What follows is a listing to be transcribed exactly.

» Stored rows:
┌──
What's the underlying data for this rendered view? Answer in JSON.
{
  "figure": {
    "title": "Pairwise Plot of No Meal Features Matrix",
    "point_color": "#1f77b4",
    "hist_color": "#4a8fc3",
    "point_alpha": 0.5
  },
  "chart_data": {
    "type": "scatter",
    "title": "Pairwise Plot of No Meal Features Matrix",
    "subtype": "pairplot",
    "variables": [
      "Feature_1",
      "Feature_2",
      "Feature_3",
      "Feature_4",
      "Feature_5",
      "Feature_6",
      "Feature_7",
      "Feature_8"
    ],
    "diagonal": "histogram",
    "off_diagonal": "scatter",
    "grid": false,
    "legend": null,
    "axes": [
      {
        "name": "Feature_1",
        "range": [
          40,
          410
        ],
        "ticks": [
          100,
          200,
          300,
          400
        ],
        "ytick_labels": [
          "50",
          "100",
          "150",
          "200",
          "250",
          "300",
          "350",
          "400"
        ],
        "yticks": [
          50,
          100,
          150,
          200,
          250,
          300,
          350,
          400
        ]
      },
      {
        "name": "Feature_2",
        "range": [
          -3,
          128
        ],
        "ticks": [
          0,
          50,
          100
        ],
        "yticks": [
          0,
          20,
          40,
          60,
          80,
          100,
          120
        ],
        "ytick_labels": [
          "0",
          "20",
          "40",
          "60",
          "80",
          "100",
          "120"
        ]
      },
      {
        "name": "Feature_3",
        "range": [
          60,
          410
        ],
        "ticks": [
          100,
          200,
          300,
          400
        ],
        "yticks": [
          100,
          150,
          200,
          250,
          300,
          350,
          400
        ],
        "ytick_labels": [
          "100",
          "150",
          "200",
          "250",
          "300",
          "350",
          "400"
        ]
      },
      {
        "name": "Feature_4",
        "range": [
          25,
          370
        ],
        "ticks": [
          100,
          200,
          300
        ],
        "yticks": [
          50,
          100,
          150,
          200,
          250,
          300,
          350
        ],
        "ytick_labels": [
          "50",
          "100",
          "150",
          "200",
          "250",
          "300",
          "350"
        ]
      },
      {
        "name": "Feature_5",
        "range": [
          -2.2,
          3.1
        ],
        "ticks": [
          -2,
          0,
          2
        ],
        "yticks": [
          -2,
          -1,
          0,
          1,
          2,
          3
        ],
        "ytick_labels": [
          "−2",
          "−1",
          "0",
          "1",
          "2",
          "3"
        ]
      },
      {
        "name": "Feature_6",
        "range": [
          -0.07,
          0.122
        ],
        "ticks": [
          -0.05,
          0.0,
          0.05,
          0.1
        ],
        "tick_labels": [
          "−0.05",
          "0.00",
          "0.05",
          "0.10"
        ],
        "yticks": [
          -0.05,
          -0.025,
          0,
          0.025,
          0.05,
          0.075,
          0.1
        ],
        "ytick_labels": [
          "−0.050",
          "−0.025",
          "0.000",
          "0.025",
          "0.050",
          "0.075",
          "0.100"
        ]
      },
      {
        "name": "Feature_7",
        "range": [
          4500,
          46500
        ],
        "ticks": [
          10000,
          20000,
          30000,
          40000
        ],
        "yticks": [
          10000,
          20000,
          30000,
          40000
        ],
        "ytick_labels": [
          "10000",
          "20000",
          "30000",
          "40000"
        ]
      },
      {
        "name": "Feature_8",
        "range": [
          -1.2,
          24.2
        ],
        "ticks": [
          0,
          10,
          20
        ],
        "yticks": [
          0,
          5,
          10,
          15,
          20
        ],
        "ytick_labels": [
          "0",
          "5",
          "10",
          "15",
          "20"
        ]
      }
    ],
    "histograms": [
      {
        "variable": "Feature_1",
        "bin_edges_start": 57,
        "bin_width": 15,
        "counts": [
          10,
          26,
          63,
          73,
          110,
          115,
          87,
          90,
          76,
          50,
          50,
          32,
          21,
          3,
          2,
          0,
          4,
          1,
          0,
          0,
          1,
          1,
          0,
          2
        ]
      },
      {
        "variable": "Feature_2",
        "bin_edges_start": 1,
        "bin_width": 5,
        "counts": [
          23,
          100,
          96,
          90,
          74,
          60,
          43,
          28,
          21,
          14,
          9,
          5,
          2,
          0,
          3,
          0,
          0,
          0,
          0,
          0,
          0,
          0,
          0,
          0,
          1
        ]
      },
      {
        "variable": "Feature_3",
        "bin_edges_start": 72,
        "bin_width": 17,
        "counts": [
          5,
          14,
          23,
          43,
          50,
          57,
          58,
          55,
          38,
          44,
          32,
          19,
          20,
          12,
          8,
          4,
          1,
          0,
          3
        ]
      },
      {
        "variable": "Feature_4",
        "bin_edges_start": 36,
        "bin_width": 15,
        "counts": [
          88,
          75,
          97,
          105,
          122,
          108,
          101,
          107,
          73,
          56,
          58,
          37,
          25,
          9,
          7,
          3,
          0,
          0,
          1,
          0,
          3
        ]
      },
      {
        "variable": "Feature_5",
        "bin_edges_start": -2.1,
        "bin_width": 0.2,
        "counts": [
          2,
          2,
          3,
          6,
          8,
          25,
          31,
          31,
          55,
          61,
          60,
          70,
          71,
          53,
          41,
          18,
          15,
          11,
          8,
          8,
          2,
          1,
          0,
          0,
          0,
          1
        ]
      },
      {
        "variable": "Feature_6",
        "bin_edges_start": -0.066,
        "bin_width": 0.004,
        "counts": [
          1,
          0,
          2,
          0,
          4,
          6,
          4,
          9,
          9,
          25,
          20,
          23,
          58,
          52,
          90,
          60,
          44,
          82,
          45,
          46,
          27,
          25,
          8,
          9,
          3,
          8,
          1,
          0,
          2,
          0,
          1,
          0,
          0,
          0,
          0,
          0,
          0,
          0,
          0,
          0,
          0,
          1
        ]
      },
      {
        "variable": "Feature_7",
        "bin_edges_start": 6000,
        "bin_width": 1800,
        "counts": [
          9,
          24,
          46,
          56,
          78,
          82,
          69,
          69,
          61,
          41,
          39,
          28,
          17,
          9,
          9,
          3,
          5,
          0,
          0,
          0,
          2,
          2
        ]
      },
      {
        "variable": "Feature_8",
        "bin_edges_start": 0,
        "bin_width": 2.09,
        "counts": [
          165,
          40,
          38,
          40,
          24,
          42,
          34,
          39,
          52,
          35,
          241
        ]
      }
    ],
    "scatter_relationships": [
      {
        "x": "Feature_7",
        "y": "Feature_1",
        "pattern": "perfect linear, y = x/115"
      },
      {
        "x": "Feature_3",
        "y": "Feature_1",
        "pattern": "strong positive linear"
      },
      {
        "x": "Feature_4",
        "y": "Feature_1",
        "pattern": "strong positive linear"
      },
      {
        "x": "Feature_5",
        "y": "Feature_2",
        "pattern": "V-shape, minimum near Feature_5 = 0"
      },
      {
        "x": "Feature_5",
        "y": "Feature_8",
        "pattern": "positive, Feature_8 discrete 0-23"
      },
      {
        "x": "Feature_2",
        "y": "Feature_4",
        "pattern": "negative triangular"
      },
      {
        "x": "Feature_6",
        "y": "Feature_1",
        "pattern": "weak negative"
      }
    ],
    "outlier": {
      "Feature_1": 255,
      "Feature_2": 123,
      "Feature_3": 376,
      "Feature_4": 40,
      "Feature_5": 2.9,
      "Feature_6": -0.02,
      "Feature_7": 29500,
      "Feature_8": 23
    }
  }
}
└──
» Output for this task:
What's the underlying data for this rendered view? Answer in JSON.
{
  "figure": {
    "title": "Pairwise Plot of No Meal Features Matrix",
    "point_color": "#1f77b4",
    "hist_color": "#4a8fc3",
    "point_alpha": 0.5
  },
  "chart_data": {
    "type": "scatter",
    "title": "Pairwise Plot of No Meal Features Matrix",
    "subtype": "pairplot",
    "variables": [
      "Feature_1",
      "Feature_2",
      "Feature_3",
      "Feature_4",
      "Feature_5",
      "Feature_6",
      "Feature_7",
      "Feature_8"
    ],
    "diagonal": "histogram",
    "off_diagonal": "scatter",
    "grid": false,
    "legend": null,
    "axes": [
      {
        "name": "Feature_1",
        "range": [
          40,
          410
        ],
        "ticks": [
          100,
          200,
          300,
          400
        ],
        "ytick_labels": [
          "50",
          "100",
          "150",
          "200",
          "250",
          "300",
          "350",
          "400"
        ],
        "yticks": [
          50,
          100,
          150,
          200,
          250,
          300,
          350,
          400
        ]
      },
      {
        "name": "Feature_2",
        "range": [
          -3,
          128
        ],
        "ticks": [
          0,
          50,
          100
        ],
        "yticks": [
          0,
          20,
          40,
          60,
          80,
          100,
          120
        ],
        "ytick_labels": [
          "0",
          "20",
          "40",
          "60",
          "80",
          "100",
          "120"
        ]
      },
      {
        "name": "Feature_3",
        "range": [
          60,
          410
        ],
        "ticks": [
          100,
          200,
          300,
          400
        ],
        "yticks": [
          100,
          150,
          200,
          250,
          300,
          350,
          400
        ],
        "ytick_labels": [
          "100",
          "150",
          "200",
          "250",
          "300",
          "350",
          "400"
        ]
      },
      {
        "name": "Feature_4",
        "range": [
          25,
          370
        ],
        "ticks": [
          100,
          200,
          300
        ],
        "yticks": [
          50,
          100,
          150,
          200,
          250,
          300,
          350
        ],
        "ytick_labels": [
          "50",
          "100",
          "150",
          "200",
          "250",
          "300",
          "350"
        ]
      },
      {
        "name": "Feature_5",
        "range": [
          -2.2,
          3.1
        ],
        "ticks": [
          -2,
          0,
          2
        ],
        "yticks": [
          -2,
          -1,
          0,
          1,
          2,
          3
        ],
        "ytick_labels": [
          "−2",
          "−1",
          "0",
          "1",
          "2",
          "3"
        ]
      },
      {
        "name": "Feature_6",
        "range": [
          -0.07,
          0.122
        ],
        "ticks": [
          -0.05,
          0.0,
          0.05,
          0.1
        ],
        "tick_labels": [
          "−0.05",
          "0.00",
          "0.05",
          "0.10"
        ],
        "yticks": [
          -0.05,
          -0.025,
          0,
          0.025,
          0.05,
          0.075,
          0.1
        ],
        "ytick_labels": [
          "−0.050",
          "−0.025",
          "0.000",
          "0.025",
          "0.050",
          "0.075",
          "0.100"
        ]
      },
      {
        "name": "Feature_7",
        "range": [
          4500,
          46500
        ],
        "ticks": [
          10000,
          20000,
          30000,
          40000
        ],
        "yticks": [
          10000,
          20000,
          30000,
          40000
        ],
        "ytick_labels": [
          "10000",
          "20000",
          "30000",
          "40000"
        ]
      },
      {
        "name": "Feature_8",
        "range": [
          -1.2,
          24.2
        ],
        "ticks": [
          0,
          10,
          20
        ],
        "yticks": [
          0,
          5,
          10,
          15,
          20
        ],
        "ytick_labels": [
          "0",
          "5",
          "10",
          "15",
          "20"
        ]
      }
    ],
    "histograms": [
      {
        "variable": "Feature_1",
        "bin_edges_start": 57,
        "bin_width": 15,
        "counts": [
          10,
          26,
          63,
          73,
          110,
          115,
          87,
          90,
          76,
          50,
          50,
          32,
          21,
          3,
          2,
          0,
          4,
          1,
          0,
          0,
          1,
          1,
          0,
          2
        ]
      },
      {
        "variable": "Feature_2",
        "bin_edges_start": 1,
        "bin_width": 5,
        "counts": [
          23,
          100,
          96,
          90,
          74,
          60,
          43,
          28,
          21,
          14,
          9,
          5,
          2,
          0,
          3,
          0,
          0,
          0,
          0,
          0,
          0,
          0,
          0,
          0,
          1
        ]
      },
      {
        "variable": "Feature_3",
        "bin_edges_start": 72,
        "bin_width": 17,
        "counts": [
          5,
          14,
          23,
          43,
          50,
          57,
          58,
          55,
          38,
          44,
          32,
          19,
          20,
          12,
          8,
          4,
          1,
          0,
          3
        ]
      },
      {
        "variable": "Feature_4",
        "bin_edges_start": 36,
        "bin_width": 15,
        "counts": [
          88,
          75,
          97,
          105,
          122,
          108,
          101,
          107,
          73,
          56,
          58,
          37,
          25,
          9,
          7,
          3,
          0,
          0,
          1,
          0,
          3
        ]
      },
      {
        "variable": "Feature_5",
        "bin_edges_start": -2.1,
        "bin_width": 0.2,
        "counts": [
          2,
          2,
          3,
          6,
          8,
          25,
          31,
          31,
          55,
          61,
          60,
          70,
          71,
          53,
          41,
          18,
          15,
          11,
          8,
          8,
          2,
          1,
          0,
          0,
          0,
          1
        ]
      },
      {
        "variable": "Feature_6",
        "bin_edges_start": -0.066,
        "bin_width": 0.004,
        "counts": [
          1,
          0,
          2,
          0,
          4,
          6,
          4,
          9,
          9,
          25,
          20,
          23,
          58,
          52,
          90,
          60,
          44,
          82,
          45,
          46,
          27,
          25,
          8,
          9,
          3,
          8,
          1,
          0,
          2,
          0,
          1,
          0,
          0,
          0,
          0,
          0,
          0,
          0,
          0,
          0,
          0,
          1
        ]
      },
      {
        "variable": "Feature_7",
        "bin_edges_start": 6000,
        "bin_width": 1800,
        "counts": [
          9,
          24,
          46,
          56,
          78,
          82,
          69,
          69,
          61,
          41,
          39,
          28,
          17,
          9,
          9,
          3,
          5,
          0,
          0,
          0,
          2,
          2
        ]
      },
      {
        "variable": "Feature_8",
        "bin_edges_start": 0,
        "bin_width": 2.09,
        "counts": [
          165,
          40,
          38,
          40,
          24,
          42,
          34,
          39,
          52,
          35,
          241
        ]
      }
    ],
    "scatter_relationships": [
      {
        "x": "Feature_7",
        "y": "Feature_1",
        "pattern": "perfect linear, y = x/115"
      },
      {
        "x": "Feature_3",
        "y": "Feature_1",
        "pattern": "strong positive linear"
      },
      {
        "x": "Feature_4",
        "y": "Feature_1",
        "pattern": "strong positive linear"
      },
      {
        "x": "Feature_5",
        "y": "Feature_2",
        "pattern": "V-shape, minimum near Feature_5 = 0"
      },
      {
        "x": "Feature_5",
        "y": "Feature_8",
        "pattern": "positive, Feature_8 discrete 0-23"
      },
      {
        "x": "Feature_2",
        "y": "Feature_4",
        "pattern": "negative triangular"
      },
      {
        "x": "Feature_6",
        "y": "Feature_1",
        "pattern": "weak negative"
      }
    ],
    "outlier": {
      "Feature_1": 255,
      "Feature_2": 123,
      "Feature_3": 376,
      "Feature_4": 40,
      "Feature_5": 2.9,
      "Feature_6": -0.02,
      "Feature_7": 29500,
      "Feature_8": 23
    }
  }
}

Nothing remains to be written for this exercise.